Exactly as written, retype the lines that run from the line holding "Output a JSON object containing" through the end of the records below. Do not include pictures.

Figure data in JSON

------------------------------------------------------------------------

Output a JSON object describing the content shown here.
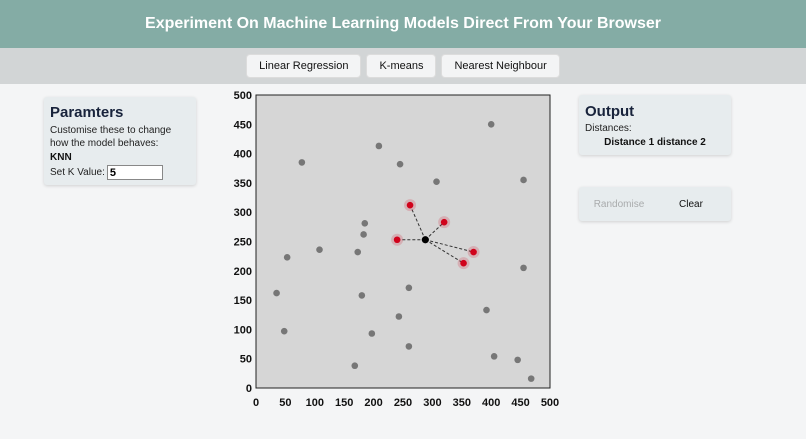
{
  "header": {
    "title": "Experiment On Machine Learning Models Direct From Your Browser"
  },
  "nav": {
    "items": [
      "Linear Regression",
      "K-means",
      "Nearest Neighbour"
    ]
  },
  "params": {
    "title": "Paramters",
    "description": "Customise these to change how the model behaves:",
    "model": "KNN",
    "k_label": "Set K Value:",
    "k_value": "5"
  },
  "output": {
    "title": "Output",
    "distances_label": "Distances:",
    "distances_value": "Distance 1 distance 2"
  },
  "actions": {
    "randomise": "Randomise",
    "clear": "Clear"
  },
  "colors": {
    "header": "#84aca5",
    "point": "#777777",
    "neighbour": "#d0021b",
    "query": "#000000",
    "plot_bg": "#d6d6d6"
  },
  "chart_data": {
    "type": "scatter",
    "xlim": [
      0,
      500
    ],
    "ylim": [
      0,
      500
    ],
    "x_ticks": [
      0,
      50,
      100,
      150,
      200,
      250,
      300,
      350,
      400,
      450,
      500
    ],
    "y_ticks": [
      0,
      50,
      100,
      150,
      200,
      250,
      300,
      350,
      400,
      450,
      500
    ],
    "grid": false,
    "query_point": {
      "x": 288,
      "y": 253
    },
    "neighbours": [
      {
        "x": 262,
        "y": 312
      },
      {
        "x": 320,
        "y": 283
      },
      {
        "x": 240,
        "y": 253
      },
      {
        "x": 370,
        "y": 232
      },
      {
        "x": 353,
        "y": 213
      }
    ],
    "points": [
      {
        "x": 78,
        "y": 385
      },
      {
        "x": 209,
        "y": 413
      },
      {
        "x": 245,
        "y": 382
      },
      {
        "x": 400,
        "y": 450
      },
      {
        "x": 455,
        "y": 355
      },
      {
        "x": 307,
        "y": 352
      },
      {
        "x": 185,
        "y": 281
      },
      {
        "x": 183,
        "y": 262
      },
      {
        "x": 108,
        "y": 236
      },
      {
        "x": 173,
        "y": 232
      },
      {
        "x": 53,
        "y": 223
      },
      {
        "x": 455,
        "y": 205
      },
      {
        "x": 35,
        "y": 162
      },
      {
        "x": 260,
        "y": 171
      },
      {
        "x": 180,
        "y": 158
      },
      {
        "x": 392,
        "y": 133
      },
      {
        "x": 243,
        "y": 122
      },
      {
        "x": 48,
        "y": 97
      },
      {
        "x": 197,
        "y": 93
      },
      {
        "x": 260,
        "y": 71
      },
      {
        "x": 405,
        "y": 54
      },
      {
        "x": 445,
        "y": 48
      },
      {
        "x": 168,
        "y": 38
      },
      {
        "x": 468,
        "y": 16
      }
    ]
  }
}
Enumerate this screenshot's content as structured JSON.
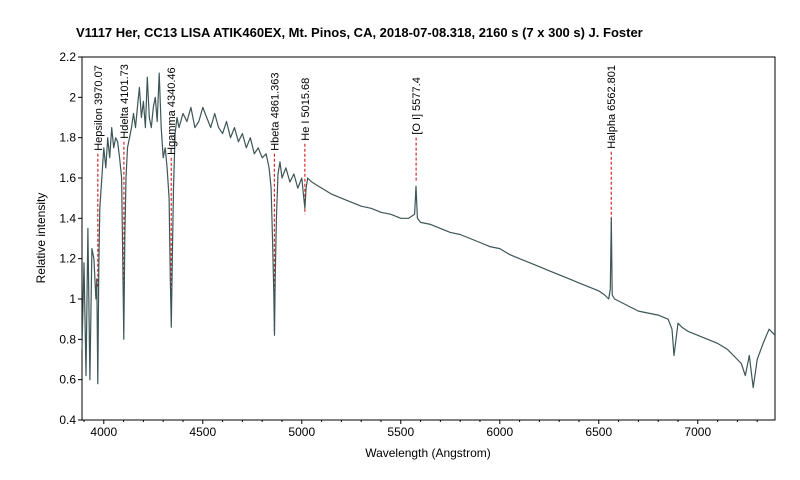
{
  "chart_data": {
    "type": "line",
    "title": "V1117 Her, CC13 LISA ATIK460EX, Mt. Pinos, CA,  2018-07-08.318, 2160 s (7 x 300 s)   J. Foster",
    "xlabel": "Wavelength (Angstrom)",
    "ylabel": "Relative intensity",
    "xlim": [
      3890,
      7390
    ],
    "ylim": [
      0.4,
      2.2
    ],
    "grid": false,
    "colors": {
      "spectrum": "#3e5656",
      "marker": "#cc0000"
    },
    "x_ticks": [
      {
        "value": 4000,
        "label": "4000"
      },
      {
        "value": 4500,
        "label": "4500"
      },
      {
        "value": 5000,
        "label": "5000"
      },
      {
        "value": 5500,
        "label": "5500"
      },
      {
        "value": 6000,
        "label": "6000"
      },
      {
        "value": 6500,
        "label": "6500"
      },
      {
        "value": 7000,
        "label": "7000"
      }
    ],
    "y_ticks": [
      {
        "value": 0.4,
        "label": "0.4"
      },
      {
        "value": 0.6,
        "label": "0.6"
      },
      {
        "value": 0.8,
        "label": "0.8"
      },
      {
        "value": 1.0,
        "label": "1"
      },
      {
        "value": 1.2,
        "label": "1.2"
      },
      {
        "value": 1.4,
        "label": "1.4"
      },
      {
        "value": 1.6,
        "label": "1.6"
      },
      {
        "value": 1.8,
        "label": "1.8"
      },
      {
        "value": 2.0,
        "label": "2"
      },
      {
        "value": 2.2,
        "label": "2.2"
      }
    ],
    "spectral_lines": [
      {
        "label": "Hepsilon 3970.07",
        "wavelength": 3970.07,
        "top": 1.72,
        "bottom": 1.05
      },
      {
        "label": "Hdelta 4101.73",
        "wavelength": 4101.73,
        "top": 1.78,
        "bottom": 0.97
      },
      {
        "label": "Hgamma 4340.46",
        "wavelength": 4340.46,
        "top": 1.7,
        "bottom": 0.88
      },
      {
        "label": "Hbeta 4861.363",
        "wavelength": 4861.363,
        "top": 1.72,
        "bottom": 0.84
      },
      {
        "label": "He I 5015.68",
        "wavelength": 5015.68,
        "top": 1.77,
        "bottom": 1.42
      },
      {
        "label": "[O I] 5577.4",
        "wavelength": 5577.4,
        "top": 1.8,
        "bottom": 1.58
      },
      {
        "label": "Halpha 6562.801",
        "wavelength": 6562.801,
        "top": 1.73,
        "bottom": 1.34
      }
    ],
    "series": [
      {
        "x": [
          3890,
          3900,
          3910,
          3920,
          3930,
          3940,
          3950,
          3960,
          3965,
          3970,
          3975,
          3980,
          3990,
          4000,
          4010,
          4020,
          4030,
          4040,
          4050,
          4060,
          4070,
          4080,
          4090,
          4095,
          4101,
          4106,
          4112,
          4120,
          4130,
          4140,
          4150,
          4160,
          4170,
          4180,
          4190,
          4200,
          4210,
          4220,
          4230,
          4240,
          4250,
          4260,
          4270,
          4280,
          4290,
          4300,
          4310,
          4320,
          4330,
          4336,
          4341,
          4346,
          4352,
          4360,
          4370,
          4380,
          4400,
          4420,
          4440,
          4460,
          4480,
          4500,
          4520,
          4540,
          4560,
          4580,
          4600,
          4620,
          4640,
          4660,
          4680,
          4700,
          4720,
          4740,
          4760,
          4780,
          4800,
          4820,
          4835,
          4845,
          4852,
          4858,
          4862,
          4866,
          4872,
          4880,
          4890,
          4900,
          4920,
          4940,
          4960,
          4980,
          5000,
          5010,
          5016,
          5022,
          5030,
          5050,
          5100,
          5150,
          5200,
          5250,
          5300,
          5350,
          5400,
          5450,
          5500,
          5540,
          5570,
          5577,
          5584,
          5600,
          5650,
          5700,
          5750,
          5800,
          5850,
          5900,
          5950,
          6000,
          6050,
          6100,
          6150,
          6200,
          6250,
          6300,
          6350,
          6400,
          6450,
          6500,
          6530,
          6550,
          6558,
          6563,
          6568,
          6580,
          6620,
          6660,
          6700,
          6750,
          6800,
          6850,
          6870,
          6880,
          6890,
          6900,
          6920,
          6950,
          7000,
          7050,
          7100,
          7150,
          7200,
          7220,
          7240,
          7260,
          7280,
          7300,
          7330,
          7360,
          7390
        ],
        "y": [
          0.75,
          1.18,
          0.62,
          1.35,
          0.6,
          1.25,
          1.2,
          1.0,
          1.1,
          0.58,
          1.15,
          1.45,
          1.6,
          1.75,
          1.65,
          1.8,
          1.7,
          1.85,
          1.75,
          1.8,
          1.78,
          1.7,
          1.6,
          1.25,
          0.8,
          1.3,
          1.6,
          1.75,
          1.8,
          1.85,
          1.92,
          1.85,
          1.95,
          2.05,
          1.9,
          1.98,
          1.85,
          2.1,
          1.9,
          1.85,
          1.95,
          2.0,
          1.88,
          2.12,
          1.85,
          1.7,
          1.75,
          1.65,
          1.5,
          1.1,
          0.86,
          1.2,
          1.55,
          1.82,
          1.9,
          1.85,
          1.92,
          1.88,
          1.95,
          1.85,
          1.88,
          1.95,
          1.9,
          1.85,
          1.92,
          1.85,
          1.82,
          1.88,
          1.8,
          1.85,
          1.78,
          1.82,
          1.75,
          1.8,
          1.72,
          1.75,
          1.7,
          1.72,
          1.65,
          1.55,
          1.3,
          1.05,
          0.82,
          1.1,
          1.4,
          1.62,
          1.68,
          1.6,
          1.65,
          1.58,
          1.62,
          1.55,
          1.6,
          1.5,
          1.45,
          1.55,
          1.6,
          1.58,
          1.55,
          1.52,
          1.5,
          1.48,
          1.46,
          1.45,
          1.43,
          1.42,
          1.4,
          1.4,
          1.42,
          1.56,
          1.4,
          1.38,
          1.37,
          1.35,
          1.33,
          1.32,
          1.3,
          1.28,
          1.26,
          1.25,
          1.22,
          1.2,
          1.18,
          1.16,
          1.14,
          1.12,
          1.1,
          1.08,
          1.06,
          1.04,
          1.02,
          1.0,
          1.05,
          1.4,
          1.02,
          1.0,
          0.98,
          0.96,
          0.94,
          0.93,
          0.92,
          0.9,
          0.85,
          0.72,
          0.8,
          0.88,
          0.86,
          0.84,
          0.82,
          0.8,
          0.78,
          0.75,
          0.7,
          0.68,
          0.62,
          0.72,
          0.56,
          0.7,
          0.78,
          0.85,
          0.82
        ]
      }
    ]
  }
}
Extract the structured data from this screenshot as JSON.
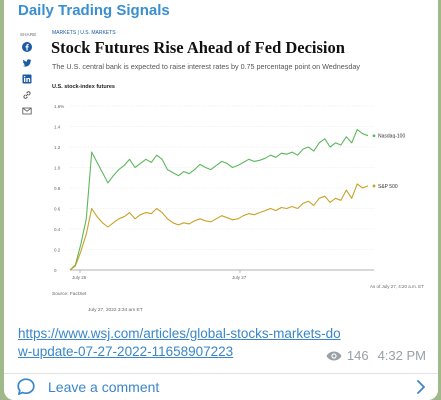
{
  "channel": {
    "name": "Daily Trading Signals"
  },
  "article": {
    "share_label": "SHARE",
    "section_tags": "MARKETS | U.S. MARKETS",
    "headline": "Stock Futures Rise Ahead of Fed Decision",
    "dek": "The U.S. central bank is expected to raise interest rates by 0.75 percentage point on Wednesday",
    "source": "Source: FactSet",
    "timestamp_note": "July 27, 2022 3:34 am ET",
    "as_of": "As of July 27, 4:20 a.m. ET"
  },
  "chart_data": {
    "type": "line",
    "title": "U.S. stock-index futures",
    "y_unit_label": "1.6%",
    "yticks": [
      "1.6%",
      "1.4",
      "1.2",
      "1.0",
      "0.8",
      "0.6",
      "0.4",
      "0.2",
      "0"
    ],
    "ylim": [
      0,
      1.6
    ],
    "xticks": [
      "July 26",
      "July 27"
    ],
    "series": [
      {
        "name": "Nasdaq-100",
        "color": "#5cb85c",
        "values": [
          0.0,
          0.05,
          0.25,
          0.5,
          1.15,
          1.05,
          0.95,
          0.85,
          0.92,
          0.98,
          1.02,
          1.08,
          1.0,
          1.04,
          1.08,
          1.05,
          1.12,
          1.08,
          0.98,
          0.95,
          0.92,
          0.96,
          0.94,
          0.98,
          1.03,
          1.0,
          0.98,
          1.02,
          1.06,
          1.04,
          1.0,
          1.02,
          1.05,
          1.08,
          1.06,
          1.07,
          1.09,
          1.12,
          1.1,
          1.14,
          1.13,
          1.15,
          1.12,
          1.18,
          1.2,
          1.16,
          1.24,
          1.28,
          1.2,
          1.24,
          1.22,
          1.3,
          1.24,
          1.37,
          1.33,
          1.31
        ]
      },
      {
        "name": "S&P 500",
        "color": "#c9a227",
        "values": [
          0.0,
          0.04,
          0.18,
          0.35,
          0.6,
          0.52,
          0.46,
          0.42,
          0.46,
          0.5,
          0.52,
          0.56,
          0.5,
          0.54,
          0.56,
          0.55,
          0.6,
          0.56,
          0.5,
          0.46,
          0.44,
          0.46,
          0.45,
          0.48,
          0.5,
          0.48,
          0.47,
          0.5,
          0.53,
          0.51,
          0.49,
          0.5,
          0.53,
          0.55,
          0.54,
          0.56,
          0.58,
          0.6,
          0.58,
          0.61,
          0.6,
          0.62,
          0.6,
          0.65,
          0.67,
          0.63,
          0.7,
          0.72,
          0.66,
          0.7,
          0.68,
          0.78,
          0.7,
          0.84,
          0.8,
          0.82
        ]
      }
    ],
    "grid": true,
    "legend": "right-end-labels"
  },
  "message": {
    "link": "https://www.wsj.com/articles/global-stocks-markets-dow-update-07-27-2022-11658907223",
    "views": "146",
    "time": "4:32 PM"
  },
  "footer": {
    "comment_label": "Leave a comment"
  },
  "icons": {
    "facebook": "facebook-icon",
    "twitter": "twitter-icon",
    "linkedin": "linkedin-icon",
    "link": "link-icon",
    "email": "email-icon",
    "views": "eye-icon",
    "comment": "comment-bubble-icon",
    "chevron": "chevron-right-icon"
  },
  "colors": {
    "accent": "#3a86c9",
    "background": "#9fb98a",
    "nasdaq": "#5cb85c",
    "sp500": "#c9a227"
  }
}
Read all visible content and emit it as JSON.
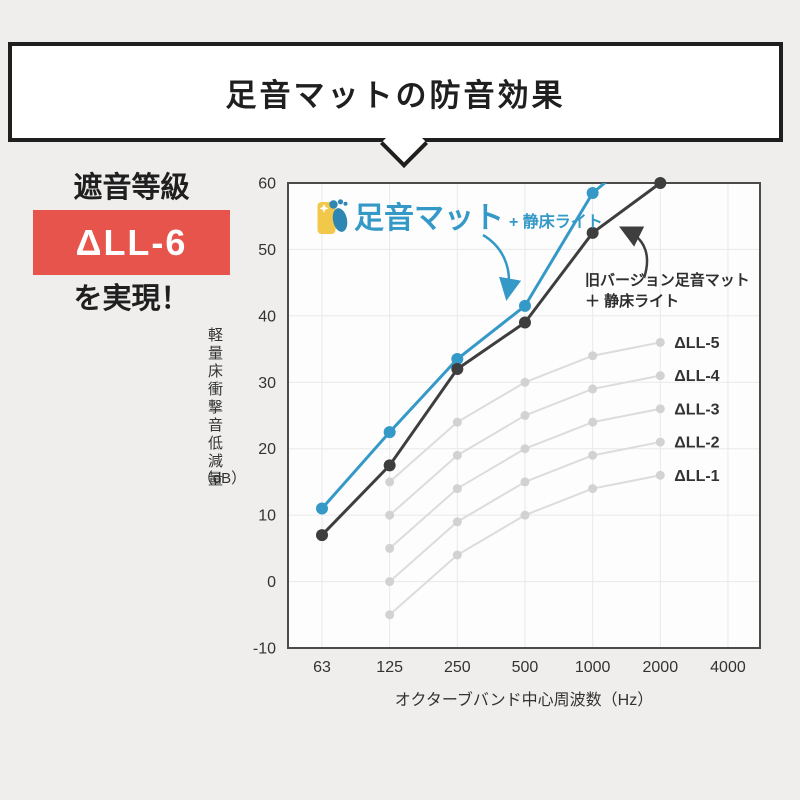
{
  "title_banner": {
    "text": "足音マットの防音効果"
  },
  "grade_callout": {
    "line1": "遮音等級",
    "grade": "ΔLL-6",
    "line2": "を実現！"
  },
  "legend": {
    "product": "足音マット",
    "addon": "+ 静床ライト",
    "icon": "footprint-icon"
  },
  "old_version_label": {
    "line1": "旧バージョン足音マット",
    "line2": "＋ 静床ライト"
  },
  "colors": {
    "background": "#efeeec",
    "banner_border": "#1f1f1f",
    "badge_red": "#e7544b",
    "brand_blue": "#3599c8",
    "old_version_dark": "#3e3e3e",
    "reference_gray": "#d7d7d7"
  },
  "chart_data": {
    "type": "line",
    "xlabel": "オクターブバンド中心周波数（Hz）",
    "ylabel": "軽量床衝撃音低減量",
    "ylabel_unit": "（dB）",
    "categories": [
      63,
      125,
      250,
      500,
      1000,
      2000,
      4000
    ],
    "ylim": [
      -10,
      60
    ],
    "y_ticks": [
      60,
      50,
      40,
      30,
      20,
      10,
      0,
      -10
    ],
    "grid": true,
    "legend_position": "top-left-inside",
    "series": [
      {
        "name": "足音マット＋静床ライト",
        "role": "main",
        "color": "#3599c8",
        "x": [
          63,
          125,
          250,
          500,
          1000
        ],
        "values": [
          11,
          22.5,
          33.5,
          41.5,
          58.5
        ],
        "clipped_extension": {
          "x": 2000,
          "value": 67
        }
      },
      {
        "name": "旧バージョン足音マット＋静床ライト",
        "role": "main",
        "color": "#3e3e3e",
        "x": [
          63,
          125,
          250,
          500,
          1000,
          2000
        ],
        "values": [
          7,
          17.5,
          32,
          39,
          52.5,
          60
        ]
      },
      {
        "name": "ΔLL-5",
        "role": "reference",
        "color": "#d7d7d7",
        "end_label": "ΔLL-5",
        "x": [
          125,
          250,
          500,
          1000,
          2000
        ],
        "values": [
          15,
          24,
          30,
          34,
          36
        ]
      },
      {
        "name": "ΔLL-4",
        "role": "reference",
        "color": "#d7d7d7",
        "end_label": "ΔLL-4",
        "x": [
          125,
          250,
          500,
          1000,
          2000
        ],
        "values": [
          10,
          19,
          25,
          29,
          31
        ]
      },
      {
        "name": "ΔLL-3",
        "role": "reference",
        "color": "#d7d7d7",
        "end_label": "ΔLL-3",
        "x": [
          125,
          250,
          500,
          1000,
          2000
        ],
        "values": [
          5,
          14,
          20,
          24,
          26
        ]
      },
      {
        "name": "ΔLL-2",
        "role": "reference",
        "color": "#d7d7d7",
        "end_label": "ΔLL-2",
        "x": [
          125,
          250,
          500,
          1000,
          2000
        ],
        "values": [
          0,
          9,
          15,
          19,
          21
        ]
      },
      {
        "name": "ΔLL-1",
        "role": "reference",
        "color": "#d7d7d7",
        "end_label": "ΔLL-1",
        "x": [
          125,
          250,
          500,
          1000,
          2000
        ],
        "values": [
          -5,
          4,
          10,
          14,
          16
        ]
      }
    ]
  }
}
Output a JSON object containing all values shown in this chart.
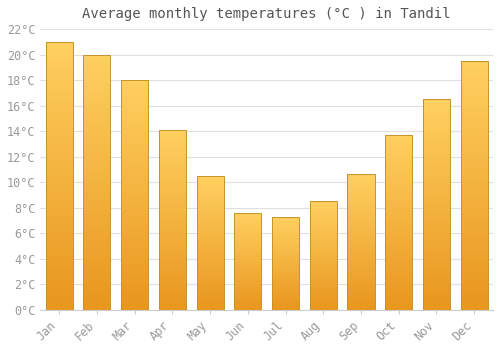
{
  "title": "Average monthly temperatures (°C ) in Tandil",
  "months": [
    "Jan",
    "Feb",
    "Mar",
    "Apr",
    "May",
    "Jun",
    "Jul",
    "Aug",
    "Sep",
    "Oct",
    "Nov",
    "Dec"
  ],
  "temperatures": [
    21.0,
    20.0,
    18.0,
    14.1,
    10.5,
    7.6,
    7.3,
    8.5,
    10.6,
    13.7,
    16.5,
    19.5
  ],
  "bar_color_main": "#F5A623",
  "bar_color_light": "#FFD060",
  "bar_edge_color": "#C8922A",
  "background_color": "#FFFFFF",
  "grid_color": "#E0E0E0",
  "tick_label_color": "#999999",
  "title_color": "#555555",
  "ylim": [
    0,
    22
  ],
  "ytick_step": 2,
  "title_fontsize": 10,
  "tick_fontsize": 8.5,
  "font_family": "monospace"
}
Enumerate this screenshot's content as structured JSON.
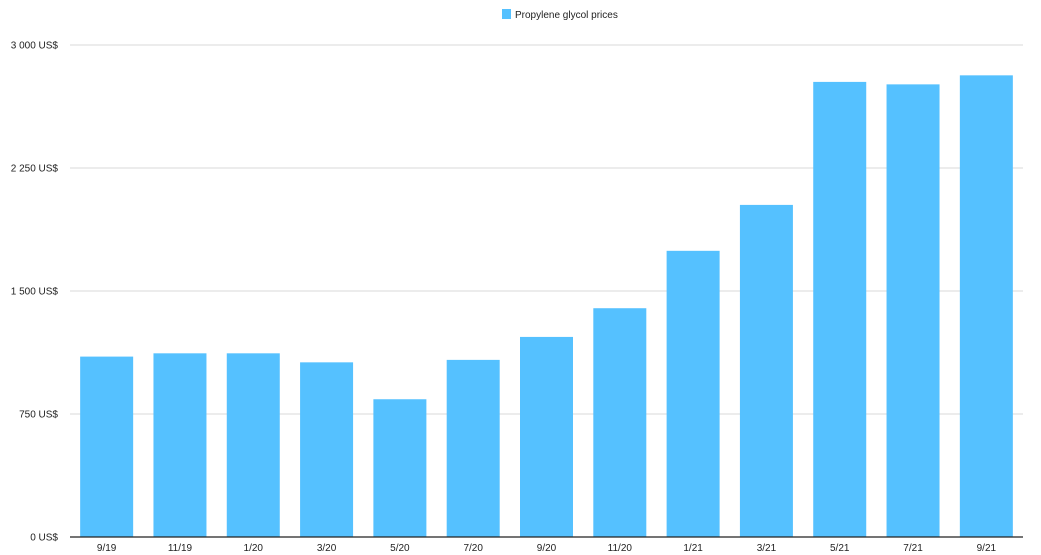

------------------------------------------------------------------------

* [EXPECTED ANSWER]:
Output a JSON object containing all values shown in this chart.
{
  "title": "Average monthly temperatures (°C ) in Tandil",
  "months": [
    "Jan",
    "Feb",
    "Mar",
    "Apr",
    "May",
    "Jun",
    "Jul",
    "Aug",
    "Sep",
    "Oct",
    "Nov",
    "Dec"
  ],
  "temperatures": [
    21.0,
    20.0,
    18.0,
    14.1,
    10.5,
    7.6,
    7.3,
    8.5,
    10.6,
    13.7,
    16.5,
    19.5
  ],
  "bar_color_main": "#F5A623",
  "bar_color_light": "#FFD060",
  "bar_edge_color": "#C8922A",
  "background_color": "#FFFFFF",
  "grid_color": "#E0E0E0",
  "tick_label_color": "#999999",
  "title_color": "#555555",
  "ylim": [
    0,
    22
  ],
  "ytick_step": 2,
  "title_fontsize": 10,
  "tick_fontsize": 8.5,
  "font_family": "monospace"
}
Enumerate this screenshot's content as structured JSON.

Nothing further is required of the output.